> [To be done]: Track down the lines that contain "plats" and copy them.

___

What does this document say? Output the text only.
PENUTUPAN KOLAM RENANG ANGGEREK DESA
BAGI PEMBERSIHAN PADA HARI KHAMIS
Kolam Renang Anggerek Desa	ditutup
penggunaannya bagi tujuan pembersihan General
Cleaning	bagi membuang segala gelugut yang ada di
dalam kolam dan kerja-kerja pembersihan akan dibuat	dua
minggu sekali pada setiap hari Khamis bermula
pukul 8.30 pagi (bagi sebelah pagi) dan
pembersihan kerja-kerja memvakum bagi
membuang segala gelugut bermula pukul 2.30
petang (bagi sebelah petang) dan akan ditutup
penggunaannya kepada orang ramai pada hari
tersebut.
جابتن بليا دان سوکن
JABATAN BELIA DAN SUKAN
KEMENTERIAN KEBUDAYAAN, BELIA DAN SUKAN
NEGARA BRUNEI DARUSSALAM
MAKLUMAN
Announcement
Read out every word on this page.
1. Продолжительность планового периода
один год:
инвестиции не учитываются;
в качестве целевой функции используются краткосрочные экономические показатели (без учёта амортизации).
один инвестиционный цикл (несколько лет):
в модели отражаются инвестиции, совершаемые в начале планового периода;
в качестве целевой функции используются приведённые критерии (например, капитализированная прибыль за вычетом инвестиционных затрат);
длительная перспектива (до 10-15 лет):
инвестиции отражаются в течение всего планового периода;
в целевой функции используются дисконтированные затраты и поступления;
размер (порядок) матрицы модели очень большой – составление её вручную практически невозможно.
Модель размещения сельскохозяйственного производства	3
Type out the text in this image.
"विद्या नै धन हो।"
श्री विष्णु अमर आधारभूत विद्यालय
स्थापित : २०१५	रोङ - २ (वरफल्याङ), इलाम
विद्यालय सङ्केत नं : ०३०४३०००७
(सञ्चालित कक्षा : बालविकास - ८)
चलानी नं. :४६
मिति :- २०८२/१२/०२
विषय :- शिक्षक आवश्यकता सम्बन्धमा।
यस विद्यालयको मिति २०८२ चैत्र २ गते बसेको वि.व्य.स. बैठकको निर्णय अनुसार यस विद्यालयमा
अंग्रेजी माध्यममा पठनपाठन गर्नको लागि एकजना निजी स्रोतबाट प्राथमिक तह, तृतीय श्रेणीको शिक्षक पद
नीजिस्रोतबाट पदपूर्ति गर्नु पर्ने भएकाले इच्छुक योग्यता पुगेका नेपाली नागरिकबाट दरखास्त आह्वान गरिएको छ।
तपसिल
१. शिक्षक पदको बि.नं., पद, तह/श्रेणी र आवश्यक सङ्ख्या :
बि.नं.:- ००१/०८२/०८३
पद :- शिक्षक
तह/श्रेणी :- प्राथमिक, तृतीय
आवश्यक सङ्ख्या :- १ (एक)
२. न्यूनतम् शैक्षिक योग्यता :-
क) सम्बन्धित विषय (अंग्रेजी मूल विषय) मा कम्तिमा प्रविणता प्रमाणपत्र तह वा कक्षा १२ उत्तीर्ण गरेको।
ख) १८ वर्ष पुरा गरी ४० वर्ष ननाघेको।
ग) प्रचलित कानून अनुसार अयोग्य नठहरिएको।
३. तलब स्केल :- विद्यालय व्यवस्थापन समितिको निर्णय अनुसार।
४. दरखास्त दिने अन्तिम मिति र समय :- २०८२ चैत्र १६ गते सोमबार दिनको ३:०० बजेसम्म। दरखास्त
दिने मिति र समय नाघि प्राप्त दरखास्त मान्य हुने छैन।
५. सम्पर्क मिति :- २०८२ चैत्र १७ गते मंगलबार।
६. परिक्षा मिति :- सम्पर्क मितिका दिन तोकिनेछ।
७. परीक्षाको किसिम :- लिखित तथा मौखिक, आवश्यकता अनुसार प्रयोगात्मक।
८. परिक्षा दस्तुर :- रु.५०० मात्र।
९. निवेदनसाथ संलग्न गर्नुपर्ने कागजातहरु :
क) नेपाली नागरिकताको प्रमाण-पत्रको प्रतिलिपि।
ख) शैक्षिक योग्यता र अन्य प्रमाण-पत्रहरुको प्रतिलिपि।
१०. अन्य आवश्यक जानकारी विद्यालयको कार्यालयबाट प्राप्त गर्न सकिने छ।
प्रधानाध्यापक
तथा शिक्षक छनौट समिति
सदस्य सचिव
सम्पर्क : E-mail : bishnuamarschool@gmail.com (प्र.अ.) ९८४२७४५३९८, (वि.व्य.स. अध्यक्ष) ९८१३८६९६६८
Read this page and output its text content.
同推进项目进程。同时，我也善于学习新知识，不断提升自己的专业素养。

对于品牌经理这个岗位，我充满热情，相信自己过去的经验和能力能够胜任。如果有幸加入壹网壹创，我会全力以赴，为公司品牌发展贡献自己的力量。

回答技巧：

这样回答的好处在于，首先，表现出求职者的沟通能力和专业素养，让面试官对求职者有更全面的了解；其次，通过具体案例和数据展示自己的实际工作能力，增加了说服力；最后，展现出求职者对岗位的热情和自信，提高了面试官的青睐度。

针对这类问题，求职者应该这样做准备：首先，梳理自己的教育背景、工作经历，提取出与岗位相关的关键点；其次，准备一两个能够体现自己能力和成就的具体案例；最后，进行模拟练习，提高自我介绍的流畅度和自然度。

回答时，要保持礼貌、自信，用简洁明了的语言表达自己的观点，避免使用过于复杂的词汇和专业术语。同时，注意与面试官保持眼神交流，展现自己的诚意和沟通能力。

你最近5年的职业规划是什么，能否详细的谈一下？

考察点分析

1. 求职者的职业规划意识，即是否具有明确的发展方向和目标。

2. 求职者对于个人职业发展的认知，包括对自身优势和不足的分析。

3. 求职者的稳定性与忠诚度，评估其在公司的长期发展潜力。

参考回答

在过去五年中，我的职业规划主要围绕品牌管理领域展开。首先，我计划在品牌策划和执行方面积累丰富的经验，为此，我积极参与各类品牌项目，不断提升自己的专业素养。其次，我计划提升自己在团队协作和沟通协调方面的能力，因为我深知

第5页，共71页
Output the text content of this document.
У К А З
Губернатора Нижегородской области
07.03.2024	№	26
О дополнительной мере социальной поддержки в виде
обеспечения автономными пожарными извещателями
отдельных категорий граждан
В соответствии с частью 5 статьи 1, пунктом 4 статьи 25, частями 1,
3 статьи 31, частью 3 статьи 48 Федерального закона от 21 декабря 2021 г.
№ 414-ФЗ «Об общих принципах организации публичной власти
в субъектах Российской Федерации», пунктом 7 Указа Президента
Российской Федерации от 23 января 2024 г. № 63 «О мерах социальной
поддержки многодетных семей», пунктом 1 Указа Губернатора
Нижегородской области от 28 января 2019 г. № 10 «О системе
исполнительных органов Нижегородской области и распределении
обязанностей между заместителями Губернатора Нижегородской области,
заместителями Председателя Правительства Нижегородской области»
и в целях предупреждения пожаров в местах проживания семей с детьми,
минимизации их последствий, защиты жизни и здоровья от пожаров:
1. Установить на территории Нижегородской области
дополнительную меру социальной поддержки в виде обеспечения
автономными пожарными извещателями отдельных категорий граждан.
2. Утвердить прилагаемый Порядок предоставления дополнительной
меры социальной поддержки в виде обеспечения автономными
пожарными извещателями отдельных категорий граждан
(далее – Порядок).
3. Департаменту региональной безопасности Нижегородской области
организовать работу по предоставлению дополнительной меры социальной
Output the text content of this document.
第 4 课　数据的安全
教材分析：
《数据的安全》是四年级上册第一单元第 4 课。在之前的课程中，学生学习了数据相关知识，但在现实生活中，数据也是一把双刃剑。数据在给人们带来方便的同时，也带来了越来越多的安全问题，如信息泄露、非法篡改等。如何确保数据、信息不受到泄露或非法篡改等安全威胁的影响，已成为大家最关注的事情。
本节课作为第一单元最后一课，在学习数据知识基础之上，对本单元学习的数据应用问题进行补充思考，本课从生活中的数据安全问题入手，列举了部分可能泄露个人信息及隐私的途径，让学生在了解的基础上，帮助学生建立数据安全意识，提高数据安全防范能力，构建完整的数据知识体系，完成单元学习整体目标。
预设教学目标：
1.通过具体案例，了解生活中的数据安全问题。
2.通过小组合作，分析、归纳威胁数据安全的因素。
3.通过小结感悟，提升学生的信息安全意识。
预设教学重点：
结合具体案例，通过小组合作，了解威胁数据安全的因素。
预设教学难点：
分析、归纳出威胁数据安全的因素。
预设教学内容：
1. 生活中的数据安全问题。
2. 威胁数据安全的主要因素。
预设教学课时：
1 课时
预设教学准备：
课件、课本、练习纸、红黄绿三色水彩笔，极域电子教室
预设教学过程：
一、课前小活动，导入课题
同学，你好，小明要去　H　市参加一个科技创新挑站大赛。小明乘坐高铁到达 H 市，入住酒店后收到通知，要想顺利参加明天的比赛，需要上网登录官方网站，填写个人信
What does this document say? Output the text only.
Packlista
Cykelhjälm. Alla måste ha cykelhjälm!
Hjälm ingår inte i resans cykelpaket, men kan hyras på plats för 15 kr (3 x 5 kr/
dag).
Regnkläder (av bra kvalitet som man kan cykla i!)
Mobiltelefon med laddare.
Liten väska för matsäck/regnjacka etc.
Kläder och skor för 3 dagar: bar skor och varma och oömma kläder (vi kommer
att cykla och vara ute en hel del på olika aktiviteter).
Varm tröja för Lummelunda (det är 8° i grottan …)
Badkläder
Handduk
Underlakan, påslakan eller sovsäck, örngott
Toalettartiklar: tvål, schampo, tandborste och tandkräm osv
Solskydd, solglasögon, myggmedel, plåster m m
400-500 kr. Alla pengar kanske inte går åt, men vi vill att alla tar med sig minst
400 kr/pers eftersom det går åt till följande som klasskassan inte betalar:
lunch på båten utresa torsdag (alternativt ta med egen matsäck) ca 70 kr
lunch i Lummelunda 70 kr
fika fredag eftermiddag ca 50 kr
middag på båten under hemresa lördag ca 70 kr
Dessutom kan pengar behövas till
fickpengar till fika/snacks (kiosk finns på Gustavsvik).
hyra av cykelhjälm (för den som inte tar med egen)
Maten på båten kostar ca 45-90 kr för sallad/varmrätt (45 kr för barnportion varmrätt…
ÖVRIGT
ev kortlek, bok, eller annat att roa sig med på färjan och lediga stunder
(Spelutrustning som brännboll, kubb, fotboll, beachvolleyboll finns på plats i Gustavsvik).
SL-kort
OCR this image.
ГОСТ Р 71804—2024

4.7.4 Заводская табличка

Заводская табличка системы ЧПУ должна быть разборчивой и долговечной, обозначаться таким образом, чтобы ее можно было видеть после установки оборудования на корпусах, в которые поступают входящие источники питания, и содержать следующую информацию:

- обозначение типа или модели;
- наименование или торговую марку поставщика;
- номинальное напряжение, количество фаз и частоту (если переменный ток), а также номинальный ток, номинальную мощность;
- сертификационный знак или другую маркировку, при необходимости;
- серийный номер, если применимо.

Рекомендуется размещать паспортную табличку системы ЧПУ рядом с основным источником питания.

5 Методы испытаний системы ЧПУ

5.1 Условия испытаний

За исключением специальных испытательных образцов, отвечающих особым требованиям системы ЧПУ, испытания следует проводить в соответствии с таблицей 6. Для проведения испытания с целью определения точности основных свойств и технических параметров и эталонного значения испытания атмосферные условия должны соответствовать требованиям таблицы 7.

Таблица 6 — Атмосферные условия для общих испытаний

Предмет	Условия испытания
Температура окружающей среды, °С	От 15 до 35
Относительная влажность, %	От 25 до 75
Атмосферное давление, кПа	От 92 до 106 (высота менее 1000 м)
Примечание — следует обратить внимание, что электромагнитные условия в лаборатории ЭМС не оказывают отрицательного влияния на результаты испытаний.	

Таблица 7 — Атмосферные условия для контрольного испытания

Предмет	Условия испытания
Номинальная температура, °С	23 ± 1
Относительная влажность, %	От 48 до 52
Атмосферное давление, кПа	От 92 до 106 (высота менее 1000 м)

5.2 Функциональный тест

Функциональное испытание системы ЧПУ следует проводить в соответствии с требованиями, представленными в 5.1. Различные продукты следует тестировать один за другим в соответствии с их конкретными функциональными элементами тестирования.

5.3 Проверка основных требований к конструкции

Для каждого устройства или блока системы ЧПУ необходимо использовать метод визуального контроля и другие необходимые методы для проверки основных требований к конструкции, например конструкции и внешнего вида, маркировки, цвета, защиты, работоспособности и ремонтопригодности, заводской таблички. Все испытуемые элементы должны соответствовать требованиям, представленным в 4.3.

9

___

> [The answer]:
Hjälm ingår inte i resans cykelpaket, men kan hyras på plats för 15 kr (3 x 5 kr/
(Spelutrustning som brännboll, kubb, fotboll, beachvolleyboll finns på plats i Gustavsvik).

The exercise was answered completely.